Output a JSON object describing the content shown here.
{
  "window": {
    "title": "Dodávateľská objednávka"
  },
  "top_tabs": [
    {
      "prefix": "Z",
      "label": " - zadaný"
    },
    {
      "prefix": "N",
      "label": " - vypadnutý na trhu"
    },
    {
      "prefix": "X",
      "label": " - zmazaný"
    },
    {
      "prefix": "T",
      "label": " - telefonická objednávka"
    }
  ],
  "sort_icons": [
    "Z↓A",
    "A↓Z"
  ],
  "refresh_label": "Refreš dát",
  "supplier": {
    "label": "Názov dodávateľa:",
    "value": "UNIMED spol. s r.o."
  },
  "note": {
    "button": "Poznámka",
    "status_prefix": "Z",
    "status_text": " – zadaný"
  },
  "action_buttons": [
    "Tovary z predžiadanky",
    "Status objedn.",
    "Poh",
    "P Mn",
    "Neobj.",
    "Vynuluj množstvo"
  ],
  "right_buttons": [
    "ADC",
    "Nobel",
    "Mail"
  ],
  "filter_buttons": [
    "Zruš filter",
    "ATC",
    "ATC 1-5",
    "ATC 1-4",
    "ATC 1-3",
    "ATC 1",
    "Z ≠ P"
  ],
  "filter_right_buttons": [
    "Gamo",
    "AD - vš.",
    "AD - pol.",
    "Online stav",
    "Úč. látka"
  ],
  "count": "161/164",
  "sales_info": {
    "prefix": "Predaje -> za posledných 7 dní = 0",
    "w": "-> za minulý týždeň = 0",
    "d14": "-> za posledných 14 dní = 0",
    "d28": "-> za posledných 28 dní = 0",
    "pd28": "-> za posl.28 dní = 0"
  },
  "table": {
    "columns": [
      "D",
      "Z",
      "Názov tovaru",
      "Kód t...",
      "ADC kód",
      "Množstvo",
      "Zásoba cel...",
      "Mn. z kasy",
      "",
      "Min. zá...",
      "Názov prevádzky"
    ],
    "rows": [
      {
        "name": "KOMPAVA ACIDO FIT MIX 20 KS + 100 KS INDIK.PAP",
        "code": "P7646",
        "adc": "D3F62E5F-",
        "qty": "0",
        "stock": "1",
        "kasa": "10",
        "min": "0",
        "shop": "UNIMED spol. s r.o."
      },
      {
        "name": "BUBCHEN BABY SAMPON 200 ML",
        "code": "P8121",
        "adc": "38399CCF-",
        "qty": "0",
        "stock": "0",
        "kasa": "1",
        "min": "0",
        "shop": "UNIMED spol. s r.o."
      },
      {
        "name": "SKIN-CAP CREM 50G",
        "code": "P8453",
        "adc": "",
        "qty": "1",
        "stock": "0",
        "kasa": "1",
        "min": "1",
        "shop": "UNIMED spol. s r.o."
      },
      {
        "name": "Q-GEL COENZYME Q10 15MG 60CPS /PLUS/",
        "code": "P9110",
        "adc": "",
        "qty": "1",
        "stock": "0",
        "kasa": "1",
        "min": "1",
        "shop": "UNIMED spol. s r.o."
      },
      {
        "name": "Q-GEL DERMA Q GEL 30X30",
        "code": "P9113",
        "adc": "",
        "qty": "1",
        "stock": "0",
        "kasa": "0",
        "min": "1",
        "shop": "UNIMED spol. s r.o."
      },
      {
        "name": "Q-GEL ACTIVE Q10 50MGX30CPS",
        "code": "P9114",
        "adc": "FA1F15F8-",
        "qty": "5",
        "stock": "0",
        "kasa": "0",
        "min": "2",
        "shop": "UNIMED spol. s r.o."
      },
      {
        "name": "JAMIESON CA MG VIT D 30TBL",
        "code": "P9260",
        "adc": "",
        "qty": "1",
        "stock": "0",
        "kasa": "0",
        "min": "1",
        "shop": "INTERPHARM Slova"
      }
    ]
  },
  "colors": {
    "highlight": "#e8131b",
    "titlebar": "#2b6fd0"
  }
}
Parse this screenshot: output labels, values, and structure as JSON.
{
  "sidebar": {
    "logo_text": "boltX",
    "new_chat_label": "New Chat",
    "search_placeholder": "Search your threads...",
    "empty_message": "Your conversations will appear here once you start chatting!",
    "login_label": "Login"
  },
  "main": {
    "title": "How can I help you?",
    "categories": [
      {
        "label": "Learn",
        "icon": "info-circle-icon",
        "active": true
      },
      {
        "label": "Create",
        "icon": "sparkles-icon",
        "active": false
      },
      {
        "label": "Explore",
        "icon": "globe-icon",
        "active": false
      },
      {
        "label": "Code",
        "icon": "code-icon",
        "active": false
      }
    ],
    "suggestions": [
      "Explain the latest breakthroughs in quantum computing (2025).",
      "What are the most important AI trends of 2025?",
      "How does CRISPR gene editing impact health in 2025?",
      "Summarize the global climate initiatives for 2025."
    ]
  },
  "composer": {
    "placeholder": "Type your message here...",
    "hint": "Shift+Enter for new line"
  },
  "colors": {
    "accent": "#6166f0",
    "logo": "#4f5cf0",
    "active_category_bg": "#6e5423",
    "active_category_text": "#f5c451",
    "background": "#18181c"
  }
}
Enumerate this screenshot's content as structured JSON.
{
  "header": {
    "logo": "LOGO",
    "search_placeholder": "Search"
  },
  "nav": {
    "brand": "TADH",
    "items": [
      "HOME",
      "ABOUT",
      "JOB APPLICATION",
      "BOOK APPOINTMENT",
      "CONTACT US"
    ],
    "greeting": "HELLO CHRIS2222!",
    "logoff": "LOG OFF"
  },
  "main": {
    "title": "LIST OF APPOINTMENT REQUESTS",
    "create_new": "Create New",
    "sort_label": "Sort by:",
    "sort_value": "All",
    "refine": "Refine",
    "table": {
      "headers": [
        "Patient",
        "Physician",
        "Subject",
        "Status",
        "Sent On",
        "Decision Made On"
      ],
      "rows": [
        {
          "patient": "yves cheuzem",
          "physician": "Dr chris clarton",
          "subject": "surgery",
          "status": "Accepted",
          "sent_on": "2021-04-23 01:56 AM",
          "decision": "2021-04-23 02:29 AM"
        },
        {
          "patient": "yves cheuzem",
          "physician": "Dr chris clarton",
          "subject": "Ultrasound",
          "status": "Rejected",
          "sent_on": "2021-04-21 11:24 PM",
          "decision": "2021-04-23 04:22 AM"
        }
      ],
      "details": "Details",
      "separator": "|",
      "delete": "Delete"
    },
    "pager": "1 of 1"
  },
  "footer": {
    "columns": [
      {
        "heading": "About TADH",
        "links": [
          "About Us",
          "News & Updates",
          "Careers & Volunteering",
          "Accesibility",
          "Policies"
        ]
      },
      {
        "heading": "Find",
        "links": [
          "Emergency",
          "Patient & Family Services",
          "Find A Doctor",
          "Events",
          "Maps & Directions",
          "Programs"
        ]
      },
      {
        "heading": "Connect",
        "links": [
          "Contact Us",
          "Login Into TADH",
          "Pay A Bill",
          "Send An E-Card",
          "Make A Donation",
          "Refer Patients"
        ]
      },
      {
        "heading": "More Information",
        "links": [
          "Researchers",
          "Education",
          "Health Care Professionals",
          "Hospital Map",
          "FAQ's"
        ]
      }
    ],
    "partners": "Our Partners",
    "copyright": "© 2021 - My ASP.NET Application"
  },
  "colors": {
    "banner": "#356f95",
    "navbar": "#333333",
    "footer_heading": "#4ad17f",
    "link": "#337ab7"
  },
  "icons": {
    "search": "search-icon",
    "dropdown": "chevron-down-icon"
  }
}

====

■ Work item
Would you transcribe the entries above exactly as they appear?

■ Solution to the problem
Output a JSON object describing the content shown here.
{
  "window": {
    "title": "Dodávateľská objednávka"
  },
  "top_tabs": [
    {
      "prefix": "Z",
      "label": " - zadaný"
    },
    {
      "prefix": "N",
      "label": " - vypadnutý na trhu"
    },
    {
      "prefix": "X",
      "label": " - zmazaný"
    },
    {
      "prefix": "T",
      "label": " - telefonická objednávka"
    }
  ],
  "sort_icons": [
    "Z↓A",
    "A↓Z"
  ],
  "refresh_label": "Refreš dát",
  "supplier": {
    "label": "Názov dodávateľa:",
    "value": "UNIMED spol. s r.o."
  },
  "note": {
    "button": "Poznámka",
    "status_prefix": "Z",
    "status_text": " – zadaný"
  },
  "action_buttons": [
    "Tovary z predžiadanky",
    "Status objedn.",
    "Poh",
    "P Mn",
    "Neobj.",
    "Vynuluj množstvo"
  ],
  "right_buttons": [
    "ADC",
    "Nobel",
    "Mail"
  ],
  "filter_buttons": [
    "Zruš filter",
    "ATC",
    "ATC 1-5",
    "ATC 1-4",
    "ATC 1-3",
    "ATC 1",
    "Z ≠ P"
  ],
  "filter_right_buttons": [
    "Gamo",
    "AD - vš.",
    "AD - pol.",
    "Online stav",
    "Úč. látka"
  ],
  "count": "161/164",
  "sales_info": {
    "prefix": "Predaje -> za posledných 7 dní = 0",
    "w": "-> za minulý týždeň = 0",
    "d14": "-> za posledných 14 dní = 0",
    "d28": "-> za posledných 28 dní = 0",
    "pd28": "-> za posl.28 dní = 0"
  },
  "table": {
    "columns": [
      "D",
      "Z",
      "Názov tovaru",
      "Kód t...",
      "ADC kód",
      "Množstvo",
      "Zásoba cel...",
      "Mn. z kasy",
      "",
      "Min. zá...",
      "Názov prevádzky"
    ],
    "rows": [
      {
        "name": "KOMPAVA ACIDO FIT MIX 20 KS + 100 KS INDIK.PAP",
        "code": "P7646",
        "adc": "D3F62E5F-",
        "qty": "0",
        "stock": "1",
        "kasa": "10",
        "min": "0",
        "shop": "UNIMED spol. s r.o."
      },
      {
        "name": "BUBCHEN BABY SAMPON 200 ML",
        "code": "P8121",
        "adc": "38399CCF-",
        "qty": "0",
        "stock": "0",
        "kasa": "1",
        "min": "0",
        "shop": "UNIMED spol. s r.o."
      },
      {
        "name": "SKIN-CAP CREM 50G",
        "code": "P8453",
        "adc": "",
        "qty": "1",
        "stock": "0",
        "kasa": "1",
        "min": "1",
        "shop": "UNIMED spol. s r.o."
      },
      {
        "name": "Q-GEL COENZYME Q10 15MG 60CPS /PLUS/",
        "code": "P9110",
        "adc": "",
        "qty": "1",
        "stock": "0",
        "kasa": "1",
        "min": "1",
        "shop": "UNIMED spol. s r.o."
      },
      {
        "name": "Q-GEL DERMA Q GEL 30X30",
        "code": "P9113",
        "adc": "",
        "qty": "1",
        "stock": "0",
        "kasa": "0",
        "min": "1",
        "shop": "UNIMED spol. s r.o."
      },
      {
        "name": "Q-GEL ACTIVE Q10 50MGX30CPS",
        "code": "P9114",
        "adc": "FA1F15F8-",
        "qty": "5",
        "stock": "0",
        "kasa": "0",
        "min": "2",
        "shop": "UNIMED spol. s r.o."
      },
      {
        "name": "JAMIESON CA MG VIT D 30TBL",
        "code": "P9260",
        "adc": "",
        "qty": "1",
        "stock": "0",
        "kasa": "0",
        "min": "1",
        "shop": "INTERPHARM Slova"
      }
    ]
  },
  "colors": {
    "highlight": "#e8131b",
    "titlebar": "#2b6fd0"
  }
}
Parse this screenshot: output labels, values, and structure as JSON.
{
  "sidebar": {
    "logo_text": "boltX",
    "new_chat_label": "New Chat",
    "search_placeholder": "Search your threads...",
    "empty_message": "Your conversations will appear here once you start chatting!",
    "login_label": "Login"
  },
  "main": {
    "title": "How can I help you?",
    "categories": [
      {
        "label": "Learn",
        "icon": "info-circle-icon",
        "active": true
      },
      {
        "label": "Create",
        "icon": "sparkles-icon",
        "active": false
      },
      {
        "label": "Explore",
        "icon": "globe-icon",
        "active": false
      },
      {
        "label": "Code",
        "icon": "code-icon",
        "active": false
      }
    ],
    "suggestions": [
      "Explain the latest breakthroughs in quantum computing (2025).",
      "What are the most important AI trends of 2025?",
      "How does CRISPR gene editing impact health in 2025?",
      "Summarize the global climate initiatives for 2025."
    ]
  },
  "composer": {
    "placeholder": "Type your message here...",
    "hint": "Shift+Enter for new line"
  },
  "colors": {
    "accent": "#6166f0",
    "logo": "#4f5cf0",
    "active_category_bg": "#6e5423",
    "active_category_text": "#f5c451",
    "background": "#18181c"
  }
}
Enumerate this screenshot's content as structured JSON.
{
  "header": {
    "logo": "LOGO",
    "search_placeholder": "Search"
  },
  "nav": {
    "brand": "TADH",
    "items": [
      "HOME",
      "ABOUT",
      "JOB APPLICATION",
      "BOOK APPOINTMENT",
      "CONTACT US"
    ],
    "greeting": "HELLO CHRIS2222!",
    "logoff": "LOG OFF"
  },
  "main": {
    "title": "LIST OF APPOINTMENT REQUESTS",
    "create_new": "Create New",
    "sort_label": "Sort by:",
    "sort_value": "All",
    "refine": "Refine",
    "table": {
      "headers": [
        "Patient",
        "Physician",
        "Subject",
        "Status",
        "Sent On",
        "Decision Made On"
      ],
      "rows": [
        {
          "patient": "yves cheuzem",
          "physician": "Dr chris clarton",
          "subject": "surgery",
          "status": "Accepted",
          "sent_on": "2021-04-23 01:56 AM",
          "decision": "2021-04-23 02:29 AM"
        },
        {
          "patient": "yves cheuzem",
          "physician": "Dr chris clarton",
          "subject": "Ultrasound",
          "status": "Rejected",
          "sent_on": "2021-04-21 11:24 PM",
          "decision": "2021-04-23 04:22 AM"
        }
      ],
      "details": "Details",
      "separator": "|",
      "delete": "Delete"
    },
    "pager": "1 of 1"
  },
  "footer": {
    "columns": [
      {
        "heading": "About TADH",
        "links": [
          "About Us",
          "News & Updates",
          "Careers & Volunteering",
          "Accesibility",
          "Policies"
        ]
      },
      {
        "heading": "Find",
        "links": [
          "Emergency",
          "Patient & Family Services",
          "Find A Doctor",
          "Events",
          "Maps & Directions",
          "Programs"
        ]
      },
      {
        "heading": "Connect",
        "links": [
          "Contact Us",
          "Login Into TADH",
          "Pay A Bill",
          "Send An E-Card",
          "Make A Donation",
          "Refer Patients"
        ]
      },
      {
        "heading": "More Information",
        "links": [
          "Researchers",
          "Education",
          "Health Care Professionals",
          "Hospital Map",
          "FAQ's"
        ]
      }
    ],
    "partners": "Our Partners",
    "copyright": "© 2021 - My ASP.NET Application"
  },
  "colors": {
    "banner": "#356f95",
    "navbar": "#333333",
    "footer_heading": "#4ad17f",
    "link": "#337ab7"
  },
  "icons": {
    "search": "search-icon",
    "dropdown": "chevron-down-icon"
  }
}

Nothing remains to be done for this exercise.